We can, in small doses, start questioning the fixed routines and suggest variations to our present pattern of drinking. Some of these will appear interesting enough to at least one or two others, who can be helped to try out at least the virtual experiment. To put into practice a variation from routine requires canvassing over some time. We collude with the world to make our fixed routines appear the best of options and this is not only with regard to how we drink. A good way to experiment with varying our drinking routines and rituals may be to do it first only in virtual experiments.

 

Temporarily suspending fixed habits should, theoretically at least, appear desirable. If we approach this with enough imagination there is much that we can learn about changing ourselves and our groups. Is it beyond possibility that one may belong to the segment of drinkers that can derive all the pleasures associated with drinking by consuming alcohol in small amounts? Have we really progressed beyond this stage, and need to drink quantities to feel good? Reflecting further on whatever we discover about alcohol and us is useful. One of the best ways to examine these questions is to do so in the drinking setting.

 

A decent experiment should set out clearly the indicators by which its results shall be judged. In our effort to make alcohol do more for us, we should set up some indicators by which to judge whether our experiment is succeeding. An example of an indicator is, ‘Are perceived norms less influential in determining how and what I choose to drink than they were in the past?’ or, ‘Is my drinking more fun at the time of drinking heavily or in recounting events later?’ or, ‘Do I no longer feel obliged to feign amusement in order to indulge those who strive fruitlessly to be funny when they drink?’ We must figure out our own indicators and can go beyond these examples to seek those related to other goals.

 

 

Changing our immediate settings

 

Should our reflections lead to the conclusion that drinking in different ways could turn out to be entertaining, we may want on occasion to test them out. What would it be like to reduce or increase our consumption. One is less likely to encounter obstacles to increasing consumption than to reducing it. An attempt to reduce alcohol consumption can, in same groups, provoke comment or opposition from the others. Opposition to drinking more than usual is much rarer. Abstaining even for one day is likely to be discouraged even more than reducing the amount consumed. Leaning to understand or even recognize the forces that promote increased consumption is easiest by reducing use in the real-life situation. We may even begin to recognize individuals who assiduously promote all in the group to drink more than they’d wish.

Stored data:
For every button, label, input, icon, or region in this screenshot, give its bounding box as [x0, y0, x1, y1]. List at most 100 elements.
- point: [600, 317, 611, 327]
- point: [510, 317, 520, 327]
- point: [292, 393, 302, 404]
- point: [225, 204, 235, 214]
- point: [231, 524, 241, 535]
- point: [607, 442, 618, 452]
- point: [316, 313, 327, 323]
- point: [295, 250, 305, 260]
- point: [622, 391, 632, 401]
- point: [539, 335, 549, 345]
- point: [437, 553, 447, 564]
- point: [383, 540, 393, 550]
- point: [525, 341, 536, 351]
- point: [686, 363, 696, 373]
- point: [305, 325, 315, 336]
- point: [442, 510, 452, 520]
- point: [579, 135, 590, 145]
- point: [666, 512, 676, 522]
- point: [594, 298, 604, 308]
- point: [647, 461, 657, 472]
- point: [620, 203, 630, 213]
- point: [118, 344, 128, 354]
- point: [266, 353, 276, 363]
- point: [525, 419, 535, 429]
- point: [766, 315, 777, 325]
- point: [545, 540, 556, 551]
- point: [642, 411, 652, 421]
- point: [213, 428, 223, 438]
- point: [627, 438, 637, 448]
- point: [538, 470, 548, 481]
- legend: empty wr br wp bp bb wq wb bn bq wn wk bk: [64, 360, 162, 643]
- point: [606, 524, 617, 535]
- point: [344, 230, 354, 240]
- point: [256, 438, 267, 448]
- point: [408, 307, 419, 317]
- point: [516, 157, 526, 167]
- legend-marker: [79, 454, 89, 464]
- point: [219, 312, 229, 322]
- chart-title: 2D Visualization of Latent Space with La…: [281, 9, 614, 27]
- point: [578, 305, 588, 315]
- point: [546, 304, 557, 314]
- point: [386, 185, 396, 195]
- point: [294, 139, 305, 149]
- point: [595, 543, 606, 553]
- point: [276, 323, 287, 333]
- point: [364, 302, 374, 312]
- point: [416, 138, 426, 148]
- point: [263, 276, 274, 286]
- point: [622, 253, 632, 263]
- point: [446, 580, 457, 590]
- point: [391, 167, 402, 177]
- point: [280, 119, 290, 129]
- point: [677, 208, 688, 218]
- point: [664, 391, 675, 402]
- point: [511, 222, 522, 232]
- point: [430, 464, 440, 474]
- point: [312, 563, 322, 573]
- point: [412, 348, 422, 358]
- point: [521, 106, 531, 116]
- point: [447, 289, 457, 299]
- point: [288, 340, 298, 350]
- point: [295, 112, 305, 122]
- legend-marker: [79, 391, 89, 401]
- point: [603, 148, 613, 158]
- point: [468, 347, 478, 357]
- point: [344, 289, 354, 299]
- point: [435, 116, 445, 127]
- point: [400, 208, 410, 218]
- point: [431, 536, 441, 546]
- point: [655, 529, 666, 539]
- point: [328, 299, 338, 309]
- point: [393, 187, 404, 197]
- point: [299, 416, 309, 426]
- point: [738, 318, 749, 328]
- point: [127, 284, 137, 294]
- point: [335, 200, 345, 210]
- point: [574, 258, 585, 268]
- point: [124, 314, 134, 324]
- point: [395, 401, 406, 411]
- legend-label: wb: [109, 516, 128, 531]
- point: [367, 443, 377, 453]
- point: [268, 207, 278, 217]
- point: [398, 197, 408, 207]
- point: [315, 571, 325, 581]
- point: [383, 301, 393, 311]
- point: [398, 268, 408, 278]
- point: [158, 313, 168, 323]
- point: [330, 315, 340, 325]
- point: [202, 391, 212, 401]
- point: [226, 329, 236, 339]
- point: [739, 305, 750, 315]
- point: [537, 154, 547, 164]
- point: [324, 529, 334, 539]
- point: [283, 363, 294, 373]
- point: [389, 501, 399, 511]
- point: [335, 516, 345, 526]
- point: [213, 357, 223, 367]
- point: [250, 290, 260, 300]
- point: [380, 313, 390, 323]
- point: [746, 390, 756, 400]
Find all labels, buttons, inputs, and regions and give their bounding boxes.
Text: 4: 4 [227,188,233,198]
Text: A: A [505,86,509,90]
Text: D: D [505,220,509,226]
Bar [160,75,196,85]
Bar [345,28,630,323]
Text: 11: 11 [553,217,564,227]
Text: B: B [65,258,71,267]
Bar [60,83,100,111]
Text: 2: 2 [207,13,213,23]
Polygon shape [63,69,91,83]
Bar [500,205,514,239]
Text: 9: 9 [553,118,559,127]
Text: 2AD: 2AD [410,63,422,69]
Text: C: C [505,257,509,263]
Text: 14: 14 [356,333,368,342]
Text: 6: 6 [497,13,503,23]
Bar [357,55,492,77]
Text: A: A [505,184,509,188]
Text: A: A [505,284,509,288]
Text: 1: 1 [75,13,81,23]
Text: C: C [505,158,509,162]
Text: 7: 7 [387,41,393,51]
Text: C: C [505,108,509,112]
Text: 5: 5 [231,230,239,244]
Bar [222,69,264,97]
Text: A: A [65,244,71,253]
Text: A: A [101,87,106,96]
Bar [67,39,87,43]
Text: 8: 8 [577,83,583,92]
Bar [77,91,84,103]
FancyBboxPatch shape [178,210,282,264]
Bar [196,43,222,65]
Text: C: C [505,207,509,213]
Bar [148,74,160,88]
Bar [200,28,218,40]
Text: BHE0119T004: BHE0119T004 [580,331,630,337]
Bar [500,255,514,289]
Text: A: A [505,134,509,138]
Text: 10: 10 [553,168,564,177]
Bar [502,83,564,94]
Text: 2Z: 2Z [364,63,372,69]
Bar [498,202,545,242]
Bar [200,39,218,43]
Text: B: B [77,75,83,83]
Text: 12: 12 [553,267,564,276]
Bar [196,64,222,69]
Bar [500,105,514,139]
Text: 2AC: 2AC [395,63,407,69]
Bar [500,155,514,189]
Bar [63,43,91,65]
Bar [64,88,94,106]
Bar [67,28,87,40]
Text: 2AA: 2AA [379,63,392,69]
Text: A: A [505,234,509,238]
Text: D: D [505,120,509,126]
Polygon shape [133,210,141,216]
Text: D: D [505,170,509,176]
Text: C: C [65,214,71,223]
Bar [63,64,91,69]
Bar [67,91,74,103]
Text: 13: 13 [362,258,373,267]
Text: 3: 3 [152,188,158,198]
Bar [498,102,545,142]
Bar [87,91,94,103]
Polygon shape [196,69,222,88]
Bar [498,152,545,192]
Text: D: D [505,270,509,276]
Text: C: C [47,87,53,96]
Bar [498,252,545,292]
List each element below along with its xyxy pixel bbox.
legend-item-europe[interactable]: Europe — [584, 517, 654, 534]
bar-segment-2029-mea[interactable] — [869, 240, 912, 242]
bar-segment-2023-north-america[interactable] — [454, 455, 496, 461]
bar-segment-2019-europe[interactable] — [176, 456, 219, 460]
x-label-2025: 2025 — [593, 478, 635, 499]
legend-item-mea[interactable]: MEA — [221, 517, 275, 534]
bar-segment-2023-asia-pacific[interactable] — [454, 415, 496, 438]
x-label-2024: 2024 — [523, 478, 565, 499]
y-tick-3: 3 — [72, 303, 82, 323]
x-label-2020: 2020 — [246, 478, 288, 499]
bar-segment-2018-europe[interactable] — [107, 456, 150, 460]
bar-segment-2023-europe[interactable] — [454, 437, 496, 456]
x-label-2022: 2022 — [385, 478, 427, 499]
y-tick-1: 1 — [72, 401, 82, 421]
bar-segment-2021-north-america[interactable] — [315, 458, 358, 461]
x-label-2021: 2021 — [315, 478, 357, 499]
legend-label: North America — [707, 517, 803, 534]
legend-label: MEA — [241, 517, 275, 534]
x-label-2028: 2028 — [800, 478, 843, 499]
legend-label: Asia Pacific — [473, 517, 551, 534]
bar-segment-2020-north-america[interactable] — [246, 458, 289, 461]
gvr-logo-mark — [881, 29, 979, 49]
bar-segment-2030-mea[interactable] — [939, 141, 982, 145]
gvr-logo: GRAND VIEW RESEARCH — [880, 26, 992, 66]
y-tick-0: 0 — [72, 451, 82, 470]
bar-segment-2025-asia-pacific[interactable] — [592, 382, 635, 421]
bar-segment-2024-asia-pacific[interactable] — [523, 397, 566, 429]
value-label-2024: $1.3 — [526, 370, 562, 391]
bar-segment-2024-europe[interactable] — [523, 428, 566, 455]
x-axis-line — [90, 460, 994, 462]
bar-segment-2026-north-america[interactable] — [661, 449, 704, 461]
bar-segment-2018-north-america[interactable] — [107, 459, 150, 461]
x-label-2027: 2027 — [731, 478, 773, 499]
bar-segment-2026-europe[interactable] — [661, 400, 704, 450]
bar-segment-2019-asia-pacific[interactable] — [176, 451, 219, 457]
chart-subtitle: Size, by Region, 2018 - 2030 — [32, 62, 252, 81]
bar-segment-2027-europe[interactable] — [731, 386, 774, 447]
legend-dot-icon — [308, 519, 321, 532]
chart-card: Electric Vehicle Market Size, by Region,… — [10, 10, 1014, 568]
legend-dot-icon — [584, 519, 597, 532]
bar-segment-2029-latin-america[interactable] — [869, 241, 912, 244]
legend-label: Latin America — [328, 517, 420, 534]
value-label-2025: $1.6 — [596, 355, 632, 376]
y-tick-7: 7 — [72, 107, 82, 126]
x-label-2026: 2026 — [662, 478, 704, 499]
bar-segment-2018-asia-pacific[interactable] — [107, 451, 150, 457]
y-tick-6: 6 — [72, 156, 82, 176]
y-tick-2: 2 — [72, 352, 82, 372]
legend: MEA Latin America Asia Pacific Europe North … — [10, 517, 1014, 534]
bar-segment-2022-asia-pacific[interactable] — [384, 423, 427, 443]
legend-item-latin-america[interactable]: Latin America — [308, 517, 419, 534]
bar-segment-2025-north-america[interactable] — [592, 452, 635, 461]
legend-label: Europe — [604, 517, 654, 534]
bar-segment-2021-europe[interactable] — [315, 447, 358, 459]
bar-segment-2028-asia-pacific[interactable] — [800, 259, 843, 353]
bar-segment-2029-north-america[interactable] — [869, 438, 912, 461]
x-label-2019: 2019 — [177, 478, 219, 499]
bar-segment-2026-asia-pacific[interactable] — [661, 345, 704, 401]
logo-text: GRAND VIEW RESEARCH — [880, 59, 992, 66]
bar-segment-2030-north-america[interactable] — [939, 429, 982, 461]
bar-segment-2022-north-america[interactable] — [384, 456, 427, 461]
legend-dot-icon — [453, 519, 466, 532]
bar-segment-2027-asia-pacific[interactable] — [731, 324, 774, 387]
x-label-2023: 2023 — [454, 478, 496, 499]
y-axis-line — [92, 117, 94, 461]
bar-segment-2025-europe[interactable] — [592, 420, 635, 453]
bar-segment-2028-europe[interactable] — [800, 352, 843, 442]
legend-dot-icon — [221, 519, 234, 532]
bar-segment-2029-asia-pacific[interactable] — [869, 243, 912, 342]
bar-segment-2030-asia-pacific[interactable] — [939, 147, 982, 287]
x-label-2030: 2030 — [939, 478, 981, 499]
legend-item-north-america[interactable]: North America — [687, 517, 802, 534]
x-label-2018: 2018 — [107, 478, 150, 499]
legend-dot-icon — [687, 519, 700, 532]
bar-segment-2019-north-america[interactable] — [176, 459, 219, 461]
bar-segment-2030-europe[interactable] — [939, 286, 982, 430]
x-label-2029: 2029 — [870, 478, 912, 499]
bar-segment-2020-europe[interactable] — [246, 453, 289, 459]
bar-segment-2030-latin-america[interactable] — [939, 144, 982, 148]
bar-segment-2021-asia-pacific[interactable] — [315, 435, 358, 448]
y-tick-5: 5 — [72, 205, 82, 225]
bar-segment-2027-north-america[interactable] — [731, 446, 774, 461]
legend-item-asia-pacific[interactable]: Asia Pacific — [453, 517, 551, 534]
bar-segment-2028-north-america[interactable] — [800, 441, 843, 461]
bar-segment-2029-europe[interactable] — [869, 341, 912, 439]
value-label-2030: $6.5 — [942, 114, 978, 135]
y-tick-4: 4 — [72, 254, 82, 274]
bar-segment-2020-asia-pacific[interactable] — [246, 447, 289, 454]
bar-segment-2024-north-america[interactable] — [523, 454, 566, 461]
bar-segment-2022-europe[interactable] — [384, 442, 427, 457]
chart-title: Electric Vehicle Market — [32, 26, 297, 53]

Short exercise:
In the passage on drinking routines, what is likely to be discouraged even more than drinking less? The listing has nothing to do with the passage on drinking routines.

Exercise response:
Abstaining even for one day.